— start —

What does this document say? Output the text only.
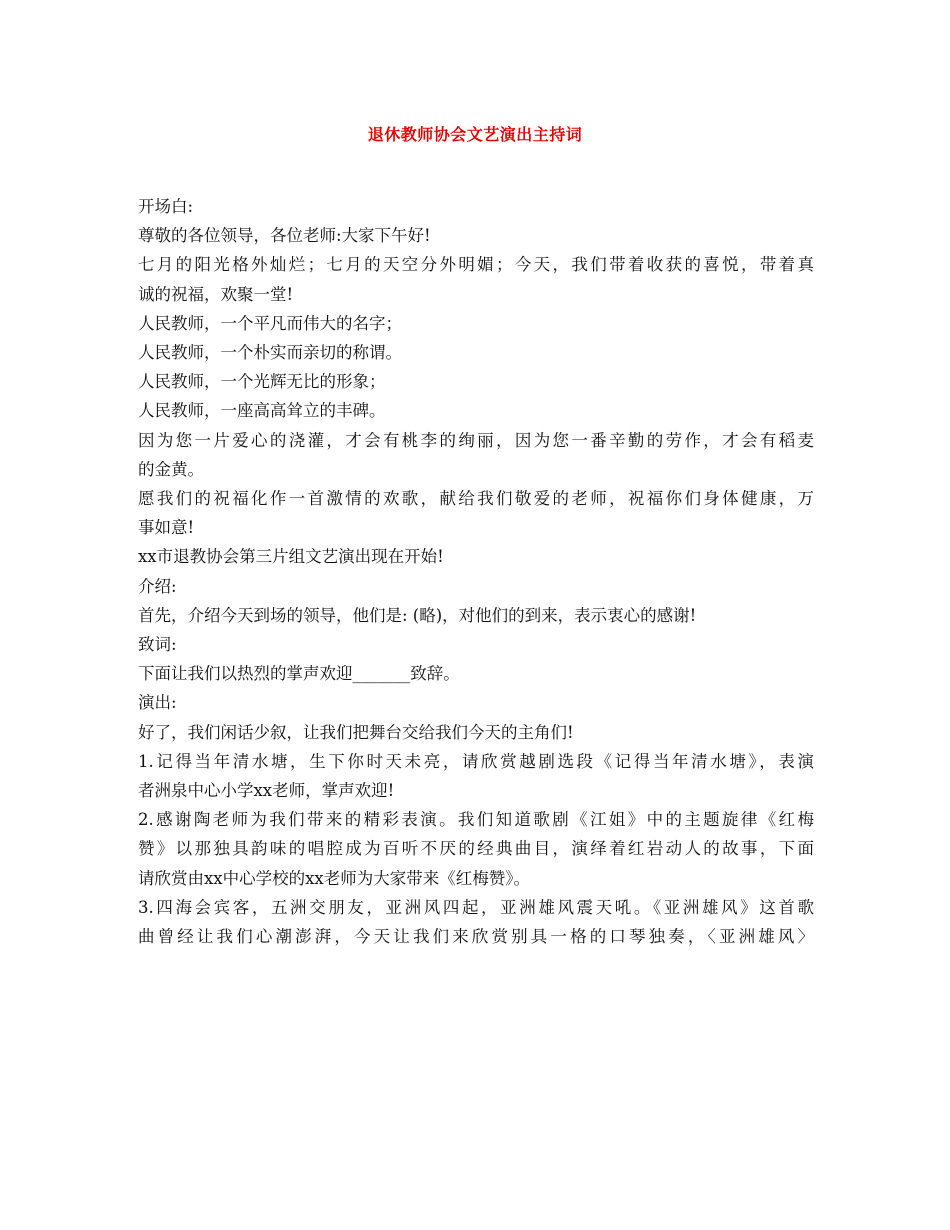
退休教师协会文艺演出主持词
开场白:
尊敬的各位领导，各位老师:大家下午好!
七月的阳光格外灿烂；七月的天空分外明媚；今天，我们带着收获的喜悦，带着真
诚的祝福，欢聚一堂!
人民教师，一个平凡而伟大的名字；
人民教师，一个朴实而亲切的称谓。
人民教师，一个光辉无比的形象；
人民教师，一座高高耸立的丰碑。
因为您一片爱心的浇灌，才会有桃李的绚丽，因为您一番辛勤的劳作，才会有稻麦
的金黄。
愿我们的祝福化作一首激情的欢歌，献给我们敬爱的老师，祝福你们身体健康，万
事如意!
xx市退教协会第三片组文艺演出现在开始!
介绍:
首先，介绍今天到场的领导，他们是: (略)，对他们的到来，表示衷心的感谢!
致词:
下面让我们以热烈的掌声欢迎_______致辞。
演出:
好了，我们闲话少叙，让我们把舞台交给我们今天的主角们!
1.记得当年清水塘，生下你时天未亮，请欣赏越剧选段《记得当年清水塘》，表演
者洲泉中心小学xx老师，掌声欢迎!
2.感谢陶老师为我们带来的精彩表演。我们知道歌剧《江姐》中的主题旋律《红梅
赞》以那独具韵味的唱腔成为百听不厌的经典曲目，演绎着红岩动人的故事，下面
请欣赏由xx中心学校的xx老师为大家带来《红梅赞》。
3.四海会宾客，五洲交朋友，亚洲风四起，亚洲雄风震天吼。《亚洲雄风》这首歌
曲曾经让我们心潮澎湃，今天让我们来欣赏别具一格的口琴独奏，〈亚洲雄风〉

— end —

§ TASK DIRECTIONS
The records above must be echoed exactly, minus their pictures.

§ TASK RESPONSE
What does this document say? Output the text only.
退休教师协会文艺演出主持词
开场白:
尊敬的各位领导，各位老师:大家下午好!
七月的阳光格外灿烂；七月的天空分外明媚；今天，我们带着收获的喜悦，带着真
诚的祝福，欢聚一堂!
人民教师，一个平凡而伟大的名字；
人民教师，一个朴实而亲切的称谓。
人民教师，一个光辉无比的形象；
人民教师，一座高高耸立的丰碑。
因为您一片爱心的浇灌，才会有桃李的绚丽，因为您一番辛勤的劳作，才会有稻麦
的金黄。
愿我们的祝福化作一首激情的欢歌，献给我们敬爱的老师，祝福你们身体健康，万
事如意!
xx市退教协会第三片组文艺演出现在开始!
介绍:
首先，介绍今天到场的领导，他们是: (略)，对他们的到来，表示衷心的感谢!
致词:
下面让我们以热烈的掌声欢迎_______致辞。
演出:
好了，我们闲话少叙，让我们把舞台交给我们今天的主角们!
1.记得当年清水塘，生下你时天未亮，请欣赏越剧选段《记得当年清水塘》，表演
者洲泉中心小学xx老师，掌声欢迎!
2.感谢陶老师为我们带来的精彩表演。我们知道歌剧《江姐》中的主题旋律《红梅
赞》以那独具韵味的唱腔成为百听不厌的经典曲目，演绎着红岩动人的故事，下面
请欣赏由xx中心学校的xx老师为大家带来《红梅赞》。
3.四海会宾客，五洲交朋友，亚洲风四起，亚洲雄风震天吼。《亚洲雄风》这首歌
曲曾经让我们心潮澎湃，今天让我们来欣赏别具一格的口琴独奏，〈亚洲雄风〉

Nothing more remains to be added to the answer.